TASK TO CARRY OUT: Make an exact copy of all the data.

Data records:
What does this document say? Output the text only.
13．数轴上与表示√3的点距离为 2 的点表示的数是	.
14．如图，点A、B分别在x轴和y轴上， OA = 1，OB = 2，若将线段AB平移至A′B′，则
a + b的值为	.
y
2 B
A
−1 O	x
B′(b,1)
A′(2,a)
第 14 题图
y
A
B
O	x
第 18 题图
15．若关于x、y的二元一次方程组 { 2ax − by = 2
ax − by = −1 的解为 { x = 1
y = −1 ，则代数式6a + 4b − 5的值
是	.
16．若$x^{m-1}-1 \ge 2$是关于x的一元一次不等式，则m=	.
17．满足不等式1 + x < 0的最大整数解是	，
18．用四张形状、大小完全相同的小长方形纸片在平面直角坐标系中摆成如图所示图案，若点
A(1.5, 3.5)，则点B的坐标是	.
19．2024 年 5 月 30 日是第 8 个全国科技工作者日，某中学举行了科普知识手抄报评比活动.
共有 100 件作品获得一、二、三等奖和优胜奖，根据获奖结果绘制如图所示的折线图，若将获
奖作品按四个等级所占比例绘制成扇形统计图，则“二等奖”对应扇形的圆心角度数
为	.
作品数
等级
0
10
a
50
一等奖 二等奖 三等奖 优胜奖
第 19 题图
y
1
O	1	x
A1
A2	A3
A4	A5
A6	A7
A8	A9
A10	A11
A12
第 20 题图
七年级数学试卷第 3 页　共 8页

ANSWER TO THE EXERCISE:
What does this document say? Output the text only.
13．数轴上与表示√3的点距离为 2 的点表示的数是	.
14．如图，点A、B分别在x轴和y轴上， OA = 1，OB = 2，若将线段AB平移至A′B′，则
a + b的值为	.
y
2 B
A
−1 O	x
B′(b,1)
A′(2,a)
第 14 题图
y
A
B
O	x
第 18 题图
15．若关于x、y的二元一次方程组 { 2ax − by = 2
ax − by = −1 的解为 { x = 1
y = −1 ，则代数式6a + 4b − 5的值
是	.
16．若$x^{m-1}-1 \ge 2$是关于x的一元一次不等式，则m=	.
17．满足不等式1 + x < 0的最大整数解是	，
18．用四张形状、大小完全相同的小长方形纸片在平面直角坐标系中摆成如图所示图案，若点
A(1.5, 3.5)，则点B的坐标是	.
19．2024 年 5 月 30 日是第 8 个全国科技工作者日，某中学举行了科普知识手抄报评比活动.
共有 100 件作品获得一、二、三等奖和优胜奖，根据获奖结果绘制如图所示的折线图，若将获
奖作品按四个等级所占比例绘制成扇形统计图，则“二等奖”对应扇形的圆心角度数
为	.
作品数
等级
0
10
a
50
一等奖 二等奖 三等奖 优胜奖
第 19 题图
y
1
O	1	x
A1
A2	A3
A4	A5
A6	A7
A8	A9
A10	A11
A12
第 20 题图
七年级数学试卷第 3 页　共 8页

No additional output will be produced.